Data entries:
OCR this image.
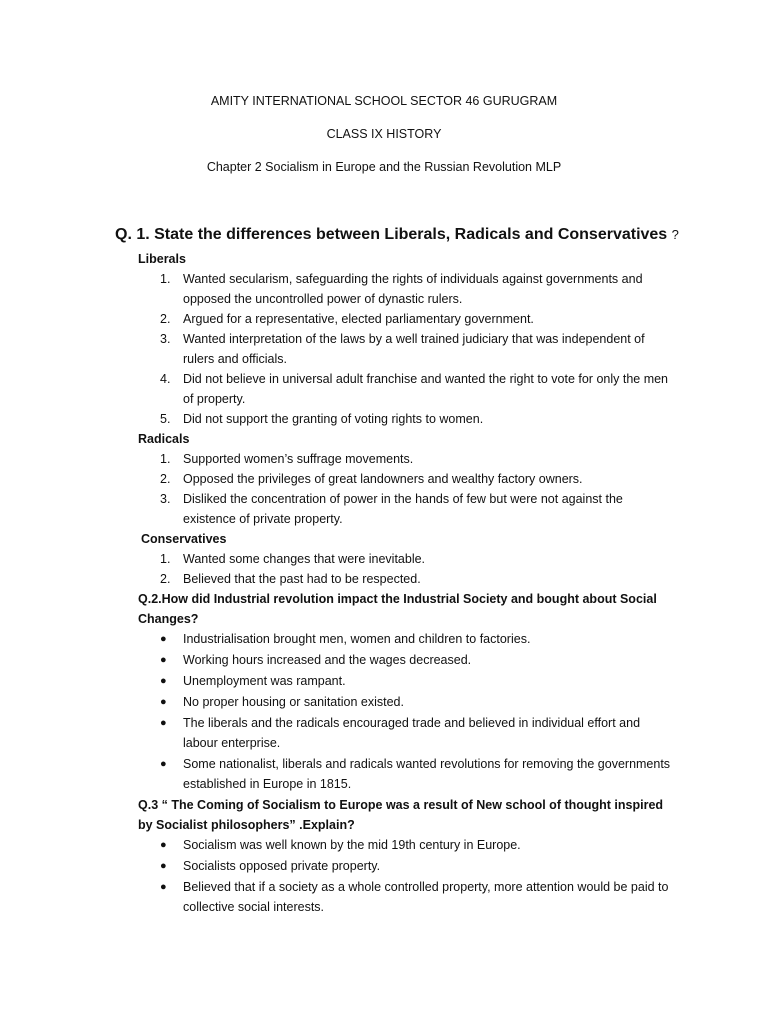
AMITY INTERNATIONAL SCHOOL SECTOR 46 GURUGRAM
CLASS IX HISTORY
Chapter 2 Socialism in Europe and the Russian Revolution MLP
Q. 1. State the differences between Liberals, Radicals and Conservatives ?
Liberals
1. Wanted secularism, safeguarding the rights of individuals against governments and opposed the uncontrolled power of dynastic rulers.
2. Argued for a representative, elected parliamentary government.
3. Wanted interpretation of the laws by a well trained judiciary that was independent of rulers and officials.
4. Did not believe in universal adult franchise and wanted the right to vote for only the men of property.
5. Did not support the granting of voting rights to women.
Radicals
1. Supported women’s suffrage movements.
2. Opposed the privileges of great landowners and wealthy factory owners.
3. Disliked the concentration of power in the hands of few but were not against the existence of private property.
Conservatives
1. Wanted some changes that were inevitable.
2. Believed that the past had to be respected.
Q.2.How did Industrial revolution impact the Industrial Society and bought about Social Changes?
● Industrialisation brought men, women and children to factories.
● Working hours increased and the wages decreased.
● Unemployment was rampant.
● No proper housing or sanitation existed.
● The liberals and the radicals encouraged trade and believed in individual effort and labour enterprise.
● Some nationalist, liberals and radicals wanted revolutions for removing the governments established in Europe in 1815.
Q.3 “ The Coming of Socialism to Europe was a result of New school of thought inspired by Socialist philosophers” .Explain?
● Socialism was well known by the mid 19th century in Europe.
● Socialists opposed private property.
● Believed that if a society as a whole controlled property, more attention would be paid to collective social interests.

REQUIRED WORK.
Without the pictures, restate all of the entries above verbatim.

WRITTEN SOLUTION.
OCR this image.
AMITY INTERNATIONAL SCHOOL SECTOR 46 GURUGRAM
CLASS IX HISTORY
Chapter 2 Socialism in Europe and the Russian Revolution MLP
Q. 1. State the differences between Liberals, Radicals and Conservatives ?
Liberals
1. Wanted secularism, safeguarding the rights of individuals against governments and opposed the uncontrolled power of dynastic rulers.
2. Argued for a representative, elected parliamentary government.
3. Wanted interpretation of the laws by a well trained judiciary that was independent of rulers and officials.
4. Did not believe in universal adult franchise and wanted the right to vote for only the men of property.
5. Did not support the granting of voting rights to women.
Radicals
1. Supported women’s suffrage movements.
2. Opposed the privileges of great landowners and wealthy factory owners.
3. Disliked the concentration of power in the hands of few but were not against the existence of private property.
Conservatives
1. Wanted some changes that were inevitable.
2. Believed that the past had to be respected.
Q.2.How did Industrial revolution impact the Industrial Society and bought about Social Changes?
● Industrialisation brought men, women and children to factories.
● Working hours increased and the wages decreased.
● Unemployment was rampant.
● No proper housing or sanitation existed.
● The liberals and the radicals encouraged trade and believed in individual effort and labour enterprise.
● Some nationalist, liberals and radicals wanted revolutions for removing the governments established in Europe in 1815.
Q.3 “ The Coming of Socialism to Europe was a result of New school of thought inspired by Socialist philosophers” .Explain?
● Socialism was well known by the mid 19th century in Europe.
● Socialists opposed private property.
● Believed that if a society as a whole controlled property, more attention would be paid to collective social interests.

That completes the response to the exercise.